[Saved entries]
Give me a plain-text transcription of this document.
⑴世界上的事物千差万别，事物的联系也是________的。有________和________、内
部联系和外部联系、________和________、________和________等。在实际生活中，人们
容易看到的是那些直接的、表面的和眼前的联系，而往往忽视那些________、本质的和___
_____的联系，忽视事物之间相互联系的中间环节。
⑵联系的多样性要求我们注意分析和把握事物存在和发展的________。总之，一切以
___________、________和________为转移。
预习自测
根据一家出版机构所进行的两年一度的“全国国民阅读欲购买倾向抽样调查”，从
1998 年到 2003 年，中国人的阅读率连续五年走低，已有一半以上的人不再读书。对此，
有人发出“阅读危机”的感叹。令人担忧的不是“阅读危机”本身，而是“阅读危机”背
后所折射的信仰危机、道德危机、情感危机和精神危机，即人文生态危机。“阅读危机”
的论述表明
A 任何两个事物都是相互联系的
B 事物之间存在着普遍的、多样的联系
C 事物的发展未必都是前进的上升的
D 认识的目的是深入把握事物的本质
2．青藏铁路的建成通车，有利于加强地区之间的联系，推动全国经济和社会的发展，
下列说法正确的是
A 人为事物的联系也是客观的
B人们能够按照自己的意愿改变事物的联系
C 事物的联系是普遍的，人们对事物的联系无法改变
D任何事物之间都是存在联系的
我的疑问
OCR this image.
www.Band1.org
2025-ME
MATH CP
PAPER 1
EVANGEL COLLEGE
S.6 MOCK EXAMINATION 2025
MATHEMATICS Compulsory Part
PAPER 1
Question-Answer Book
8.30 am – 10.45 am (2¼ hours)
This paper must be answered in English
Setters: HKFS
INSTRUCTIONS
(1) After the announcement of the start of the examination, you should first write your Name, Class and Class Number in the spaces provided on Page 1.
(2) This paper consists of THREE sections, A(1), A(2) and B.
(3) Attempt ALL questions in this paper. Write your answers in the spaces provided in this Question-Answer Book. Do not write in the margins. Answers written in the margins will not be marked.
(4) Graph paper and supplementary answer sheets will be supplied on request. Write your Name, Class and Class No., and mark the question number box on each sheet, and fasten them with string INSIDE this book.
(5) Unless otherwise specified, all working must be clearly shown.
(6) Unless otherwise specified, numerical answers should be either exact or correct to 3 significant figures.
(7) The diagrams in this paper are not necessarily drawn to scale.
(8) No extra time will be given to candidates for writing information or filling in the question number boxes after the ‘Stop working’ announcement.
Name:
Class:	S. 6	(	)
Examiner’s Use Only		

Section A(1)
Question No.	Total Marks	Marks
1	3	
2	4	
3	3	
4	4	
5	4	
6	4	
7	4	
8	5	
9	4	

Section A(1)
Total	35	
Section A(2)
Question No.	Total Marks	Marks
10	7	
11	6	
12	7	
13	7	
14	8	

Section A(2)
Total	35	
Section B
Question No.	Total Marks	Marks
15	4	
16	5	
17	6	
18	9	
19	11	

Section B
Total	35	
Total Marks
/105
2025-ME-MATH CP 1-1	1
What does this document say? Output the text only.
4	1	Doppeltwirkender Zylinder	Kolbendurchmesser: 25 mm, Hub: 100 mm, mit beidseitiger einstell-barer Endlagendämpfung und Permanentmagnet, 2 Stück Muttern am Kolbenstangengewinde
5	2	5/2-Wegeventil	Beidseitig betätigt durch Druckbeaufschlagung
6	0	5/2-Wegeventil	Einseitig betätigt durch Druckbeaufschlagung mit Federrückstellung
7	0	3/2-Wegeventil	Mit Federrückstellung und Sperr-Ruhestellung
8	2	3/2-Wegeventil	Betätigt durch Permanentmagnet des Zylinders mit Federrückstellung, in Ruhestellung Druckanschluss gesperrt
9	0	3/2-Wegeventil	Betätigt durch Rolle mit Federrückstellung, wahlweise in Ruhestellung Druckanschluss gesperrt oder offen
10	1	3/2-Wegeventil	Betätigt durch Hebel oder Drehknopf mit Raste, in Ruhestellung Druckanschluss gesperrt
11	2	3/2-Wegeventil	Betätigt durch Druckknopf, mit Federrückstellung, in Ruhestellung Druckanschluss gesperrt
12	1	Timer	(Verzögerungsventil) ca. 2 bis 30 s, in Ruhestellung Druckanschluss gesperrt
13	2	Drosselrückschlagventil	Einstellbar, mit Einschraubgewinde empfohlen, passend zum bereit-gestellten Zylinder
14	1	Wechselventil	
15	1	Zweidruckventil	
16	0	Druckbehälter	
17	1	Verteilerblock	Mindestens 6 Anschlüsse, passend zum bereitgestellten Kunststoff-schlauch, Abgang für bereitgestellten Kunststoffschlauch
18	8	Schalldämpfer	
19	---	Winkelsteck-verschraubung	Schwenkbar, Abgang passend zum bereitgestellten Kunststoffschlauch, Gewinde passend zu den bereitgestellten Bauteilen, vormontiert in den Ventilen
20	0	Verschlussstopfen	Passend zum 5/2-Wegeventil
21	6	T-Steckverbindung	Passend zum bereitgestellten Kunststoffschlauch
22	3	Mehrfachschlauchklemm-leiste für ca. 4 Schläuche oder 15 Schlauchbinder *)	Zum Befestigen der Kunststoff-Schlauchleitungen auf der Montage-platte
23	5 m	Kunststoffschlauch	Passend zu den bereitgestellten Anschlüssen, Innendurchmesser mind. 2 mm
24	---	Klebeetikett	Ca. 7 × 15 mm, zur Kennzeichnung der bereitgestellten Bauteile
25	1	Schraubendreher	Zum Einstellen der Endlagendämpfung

> Task goal
Copy out each line exactly.

> Full solution
Give me a plain-text transcription of this document.
⑴世界上的事物千差万别，事物的联系也是________的。有________和________、内
部联系和外部联系、________和________、________和________等。在实际生活中，人们
容易看到的是那些直接的、表面的和眼前的联系，而往往忽视那些________、本质的和___
_____的联系，忽视事物之间相互联系的中间环节。
⑵联系的多样性要求我们注意分析和把握事物存在和发展的________。总之，一切以
___________、________和________为转移。
预习自测
根据一家出版机构所进行的两年一度的“全国国民阅读欲购买倾向抽样调查”，从
1998 年到 2003 年，中国人的阅读率连续五年走低，已有一半以上的人不再读书。对此，
有人发出“阅读危机”的感叹。令人担忧的不是“阅读危机”本身，而是“阅读危机”背
后所折射的信仰危机、道德危机、情感危机和精神危机，即人文生态危机。“阅读危机”
的论述表明
A 任何两个事物都是相互联系的
B 事物之间存在着普遍的、多样的联系
C 事物的发展未必都是前进的上升的
D 认识的目的是深入把握事物的本质
2．青藏铁路的建成通车，有利于加强地区之间的联系，推动全国经济和社会的发展，
下列说法正确的是
A 人为事物的联系也是客观的
B人们能够按照自己的意愿改变事物的联系
C 事物的联系是普遍的，人们对事物的联系无法改变
D任何事物之间都是存在联系的
我的疑问
OCR this image.
www.Band1.org
2025-ME
MATH CP
PAPER 1
EVANGEL COLLEGE
S.6 MOCK EXAMINATION 2025
MATHEMATICS Compulsory Part
PAPER 1
Question-Answer Book
8.30 am – 10.45 am (2¼ hours)
This paper must be answered in English
Setters: HKFS
INSTRUCTIONS
(1) After the announcement of the start of the examination, you should first write your Name, Class and Class Number in the spaces provided on Page 1.
(2) This paper consists of THREE sections, A(1), A(2) and B.
(3) Attempt ALL questions in this paper. Write your answers in the spaces provided in this Question-Answer Book. Do not write in the margins. Answers written in the margins will not be marked.
(4) Graph paper and supplementary answer sheets will be supplied on request. Write your Name, Class and Class No., and mark the question number box on each sheet, and fasten them with string INSIDE this book.
(5) Unless otherwise specified, all working must be clearly shown.
(6) Unless otherwise specified, numerical answers should be either exact or correct to 3 significant figures.
(7) The diagrams in this paper are not necessarily drawn to scale.
(8) No extra time will be given to candidates for writing information or filling in the question number boxes after the ‘Stop working’ announcement.
Name:
Class:	S. 6	(	)
Examiner’s Use Only		

Section A(1)
Question No.	Total Marks	Marks
1	3	
2	4	
3	3	
4	4	
5	4	
6	4	
7	4	
8	5	
9	4	

Section A(1)
Total	35	
Section A(2)
Question No.	Total Marks	Marks
10	7	
11	6	
12	7	
13	7	
14	8	

Section A(2)
Total	35	
Section B
Question No.	Total Marks	Marks
15	4	
16	5	
17	6	
18	9	
19	11	

Section B
Total	35	
Total Marks
/105
2025-ME-MATH CP 1-1	1
What does this document say? Output the text only.
4	1	Doppeltwirkender Zylinder	Kolbendurchmesser: 25 mm, Hub: 100 mm, mit beidseitiger einstell-barer Endlagendämpfung und Permanentmagnet, 2 Stück Muttern am Kolbenstangengewinde
5	2	5/2-Wegeventil	Beidseitig betätigt durch Druckbeaufschlagung
6	0	5/2-Wegeventil	Einseitig betätigt durch Druckbeaufschlagung mit Federrückstellung
7	0	3/2-Wegeventil	Mit Federrückstellung und Sperr-Ruhestellung
8	2	3/2-Wegeventil	Betätigt durch Permanentmagnet des Zylinders mit Federrückstellung, in Ruhestellung Druckanschluss gesperrt
9	0	3/2-Wegeventil	Betätigt durch Rolle mit Federrückstellung, wahlweise in Ruhestellung Druckanschluss gesperrt oder offen
10	1	3/2-Wegeventil	Betätigt durch Hebel oder Drehknopf mit Raste, in Ruhestellung Druckanschluss gesperrt
11	2	3/2-Wegeventil	Betätigt durch Druckknopf, mit Federrückstellung, in Ruhestellung Druckanschluss gesperrt
12	1	Timer	(Verzögerungsventil) ca. 2 bis 30 s, in Ruhestellung Druckanschluss gesperrt
13	2	Drosselrückschlagventil	Einstellbar, mit Einschraubgewinde empfohlen, passend zum bereit-gestellten Zylinder
14	1	Wechselventil	
15	1	Zweidruckventil	
16	0	Druckbehälter	
17	1	Verteilerblock	Mindestens 6 Anschlüsse, passend zum bereitgestellten Kunststoff-schlauch, Abgang für bereitgestellten Kunststoffschlauch
18	8	Schalldämpfer	
19	---	Winkelsteck-verschraubung	Schwenkbar, Abgang passend zum bereitgestellten Kunststoffschlauch, Gewinde passend zu den bereitgestellten Bauteilen, vormontiert in den Ventilen
20	0	Verschlussstopfen	Passend zum 5/2-Wegeventil
21	6	T-Steckverbindung	Passend zum bereitgestellten Kunststoffschlauch
22	3	Mehrfachschlauchklemm-leiste für ca. 4 Schläuche oder 15 Schlauchbinder *)	Zum Befestigen der Kunststoff-Schlauchleitungen auf der Montage-platte
23	5 m	Kunststoffschlauch	Passend zu den bereitgestellten Anschlüssen, Innendurchmesser mind. 2 mm
24	---	Klebeetikett	Ca. 7 × 15 mm, zur Kennzeichnung der bereitgestellten Bauteile
25	1	Schraubendreher	Zum Einstellen der Endlagendämpfung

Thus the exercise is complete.